:: Requirements ::
Compute the number of lines that include the string "have", then output that number and nothing else.

** Begin **

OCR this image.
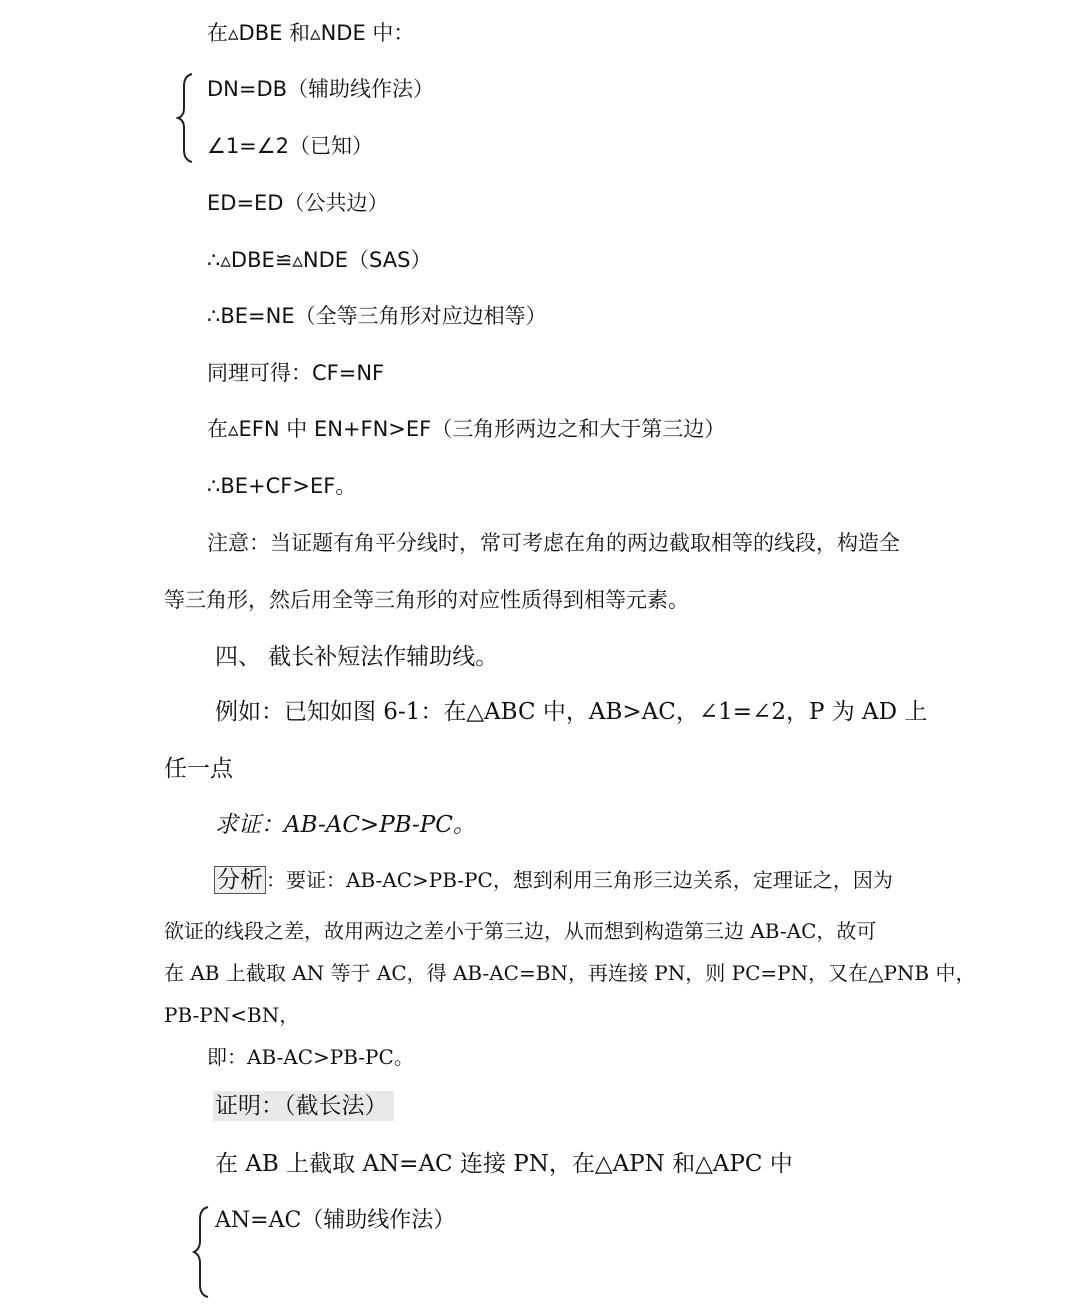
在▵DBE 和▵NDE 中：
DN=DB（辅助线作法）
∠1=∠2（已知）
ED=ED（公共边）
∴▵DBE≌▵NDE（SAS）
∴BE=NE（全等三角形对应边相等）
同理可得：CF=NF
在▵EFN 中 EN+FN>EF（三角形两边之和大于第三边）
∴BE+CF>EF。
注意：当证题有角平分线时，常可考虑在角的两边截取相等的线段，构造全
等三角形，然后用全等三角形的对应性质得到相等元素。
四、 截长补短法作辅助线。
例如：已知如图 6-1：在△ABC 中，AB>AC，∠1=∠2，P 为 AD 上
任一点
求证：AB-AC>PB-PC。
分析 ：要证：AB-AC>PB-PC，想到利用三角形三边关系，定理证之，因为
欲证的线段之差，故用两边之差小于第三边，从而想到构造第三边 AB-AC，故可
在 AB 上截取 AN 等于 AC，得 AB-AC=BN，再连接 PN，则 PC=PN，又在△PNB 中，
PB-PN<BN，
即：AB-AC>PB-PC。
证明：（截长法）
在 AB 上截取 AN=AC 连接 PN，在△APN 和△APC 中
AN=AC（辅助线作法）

** End **
** Begin **

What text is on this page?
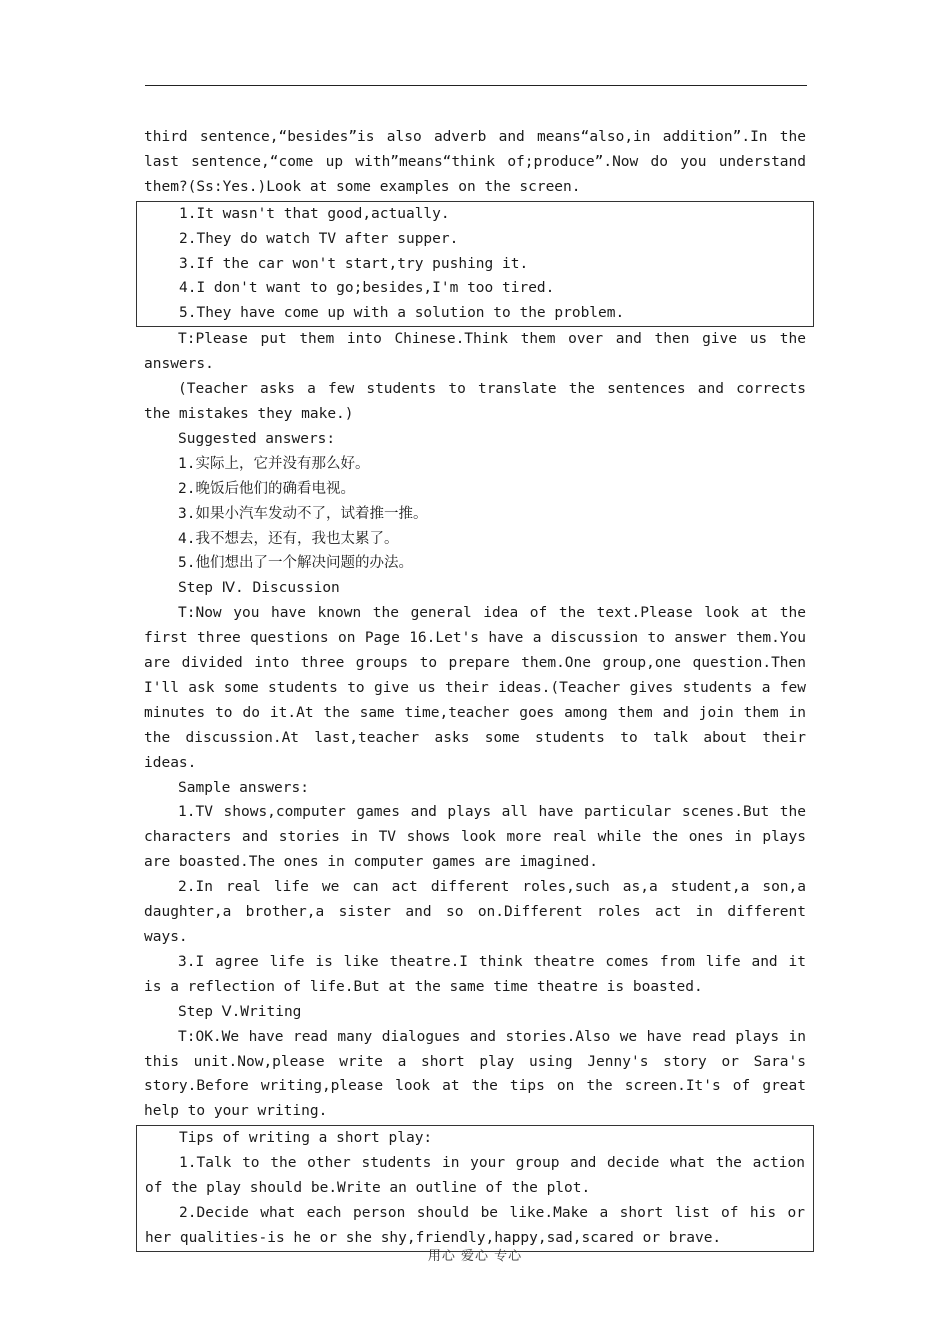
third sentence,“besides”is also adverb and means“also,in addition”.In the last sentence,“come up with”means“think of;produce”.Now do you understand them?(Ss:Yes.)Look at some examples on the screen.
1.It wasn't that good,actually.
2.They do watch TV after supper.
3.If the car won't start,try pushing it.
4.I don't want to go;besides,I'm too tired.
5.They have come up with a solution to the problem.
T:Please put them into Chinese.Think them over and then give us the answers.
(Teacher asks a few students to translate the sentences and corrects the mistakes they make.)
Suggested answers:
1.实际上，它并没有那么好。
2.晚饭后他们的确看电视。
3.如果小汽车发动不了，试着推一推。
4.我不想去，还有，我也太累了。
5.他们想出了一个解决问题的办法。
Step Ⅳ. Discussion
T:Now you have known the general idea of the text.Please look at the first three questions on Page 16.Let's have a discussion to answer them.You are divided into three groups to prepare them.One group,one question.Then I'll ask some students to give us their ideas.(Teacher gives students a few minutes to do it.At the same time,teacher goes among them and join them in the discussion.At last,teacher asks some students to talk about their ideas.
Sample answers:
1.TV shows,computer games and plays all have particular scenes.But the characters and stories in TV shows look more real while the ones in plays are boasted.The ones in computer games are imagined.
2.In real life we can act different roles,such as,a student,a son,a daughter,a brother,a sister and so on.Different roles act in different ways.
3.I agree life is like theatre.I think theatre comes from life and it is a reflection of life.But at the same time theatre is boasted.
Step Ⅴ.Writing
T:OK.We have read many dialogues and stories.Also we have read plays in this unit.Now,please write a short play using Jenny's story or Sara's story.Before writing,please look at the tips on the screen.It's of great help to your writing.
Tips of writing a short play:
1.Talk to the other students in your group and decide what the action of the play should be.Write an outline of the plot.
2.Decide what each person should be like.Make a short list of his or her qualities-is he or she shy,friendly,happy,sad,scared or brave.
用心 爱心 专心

** End **
** Begin **

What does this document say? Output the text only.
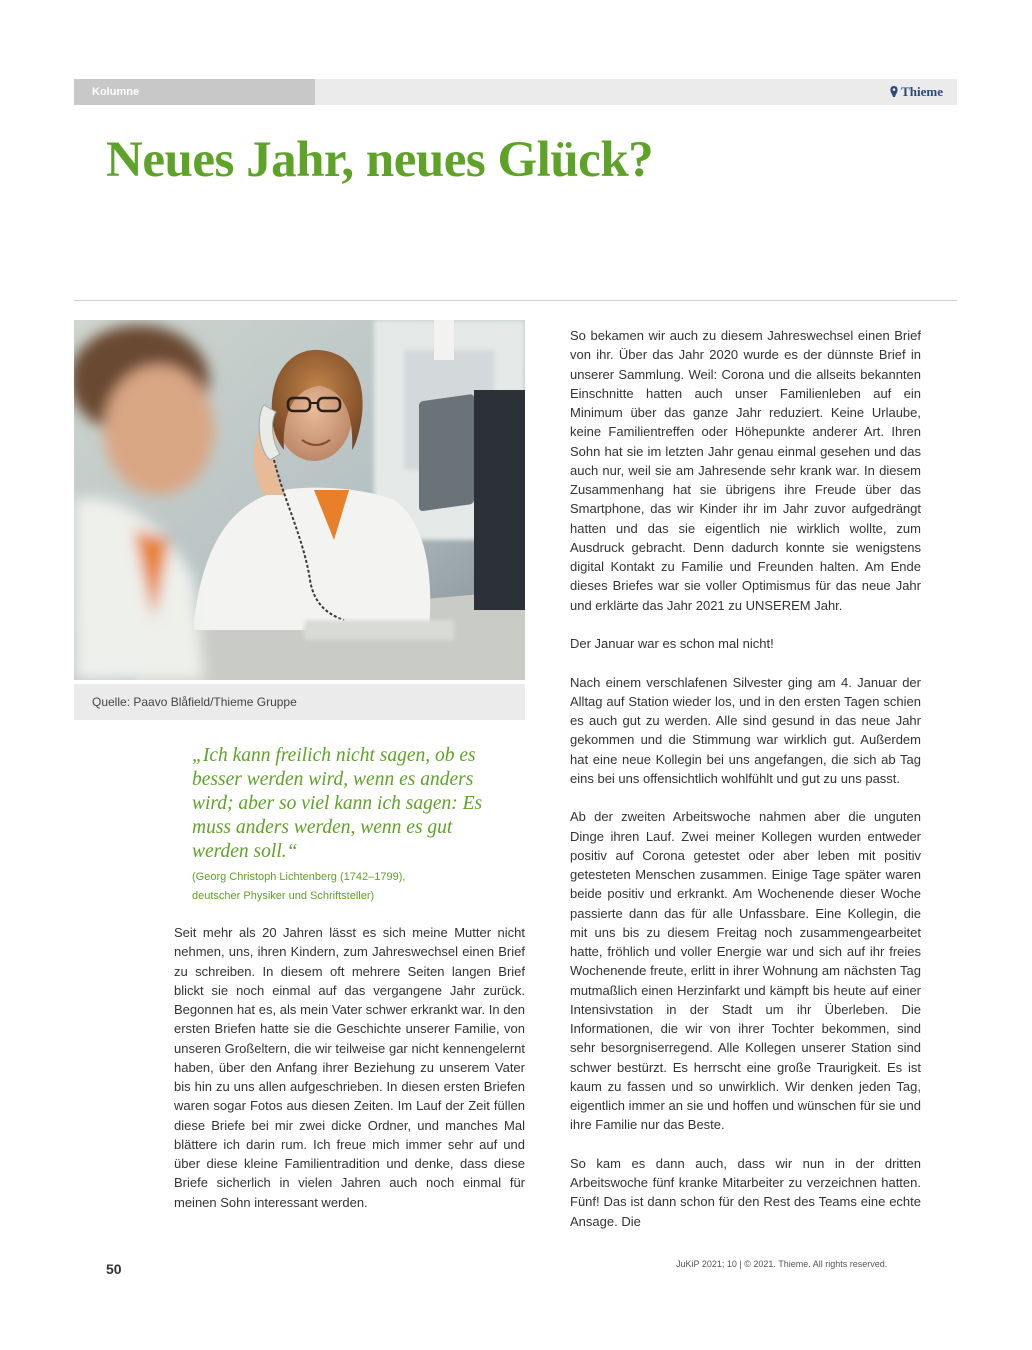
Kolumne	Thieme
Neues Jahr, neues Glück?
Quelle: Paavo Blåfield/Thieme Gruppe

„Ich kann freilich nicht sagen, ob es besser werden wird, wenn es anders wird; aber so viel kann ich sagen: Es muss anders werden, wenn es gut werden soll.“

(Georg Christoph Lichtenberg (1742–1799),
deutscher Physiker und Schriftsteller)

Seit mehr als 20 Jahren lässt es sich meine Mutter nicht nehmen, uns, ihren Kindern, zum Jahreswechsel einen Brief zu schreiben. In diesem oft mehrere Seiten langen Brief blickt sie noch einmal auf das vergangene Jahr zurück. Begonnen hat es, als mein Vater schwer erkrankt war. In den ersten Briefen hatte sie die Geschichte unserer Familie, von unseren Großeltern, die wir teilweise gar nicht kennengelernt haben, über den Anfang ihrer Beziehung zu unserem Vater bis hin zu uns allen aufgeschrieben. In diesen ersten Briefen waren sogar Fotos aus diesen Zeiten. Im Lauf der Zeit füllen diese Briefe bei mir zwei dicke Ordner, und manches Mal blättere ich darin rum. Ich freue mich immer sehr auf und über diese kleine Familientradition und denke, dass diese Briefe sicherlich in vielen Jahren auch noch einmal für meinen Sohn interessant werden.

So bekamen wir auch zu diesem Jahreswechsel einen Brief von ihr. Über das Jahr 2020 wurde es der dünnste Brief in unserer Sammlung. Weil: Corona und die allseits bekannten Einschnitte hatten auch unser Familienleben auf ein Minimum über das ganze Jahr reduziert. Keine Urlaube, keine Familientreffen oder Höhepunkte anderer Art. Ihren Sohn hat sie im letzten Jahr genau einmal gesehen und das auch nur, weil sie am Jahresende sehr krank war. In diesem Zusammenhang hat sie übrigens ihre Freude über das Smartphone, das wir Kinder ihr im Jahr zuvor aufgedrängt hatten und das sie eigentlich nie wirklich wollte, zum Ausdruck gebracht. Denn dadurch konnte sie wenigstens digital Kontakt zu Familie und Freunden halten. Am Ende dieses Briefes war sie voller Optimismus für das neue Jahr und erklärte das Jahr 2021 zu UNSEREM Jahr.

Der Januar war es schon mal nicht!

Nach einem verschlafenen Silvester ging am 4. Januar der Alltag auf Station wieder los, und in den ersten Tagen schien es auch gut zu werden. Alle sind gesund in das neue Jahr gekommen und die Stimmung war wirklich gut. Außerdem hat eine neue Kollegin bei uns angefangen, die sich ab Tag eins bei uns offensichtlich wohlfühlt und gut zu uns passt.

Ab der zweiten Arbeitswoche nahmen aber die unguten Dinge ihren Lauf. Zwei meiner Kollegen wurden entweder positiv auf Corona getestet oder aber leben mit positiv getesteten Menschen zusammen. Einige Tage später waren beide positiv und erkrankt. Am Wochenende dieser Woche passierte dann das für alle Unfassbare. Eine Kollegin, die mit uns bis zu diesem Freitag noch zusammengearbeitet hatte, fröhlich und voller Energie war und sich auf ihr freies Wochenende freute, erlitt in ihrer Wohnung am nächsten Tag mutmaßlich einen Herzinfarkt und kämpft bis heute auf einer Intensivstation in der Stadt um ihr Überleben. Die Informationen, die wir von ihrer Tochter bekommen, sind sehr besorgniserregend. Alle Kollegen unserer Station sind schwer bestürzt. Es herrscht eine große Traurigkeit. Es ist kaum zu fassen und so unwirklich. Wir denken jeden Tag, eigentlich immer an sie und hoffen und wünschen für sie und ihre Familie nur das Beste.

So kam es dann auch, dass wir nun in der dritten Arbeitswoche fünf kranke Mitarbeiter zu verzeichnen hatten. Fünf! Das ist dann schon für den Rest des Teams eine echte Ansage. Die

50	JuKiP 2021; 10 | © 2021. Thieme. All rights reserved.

** End **

:: Response ::
4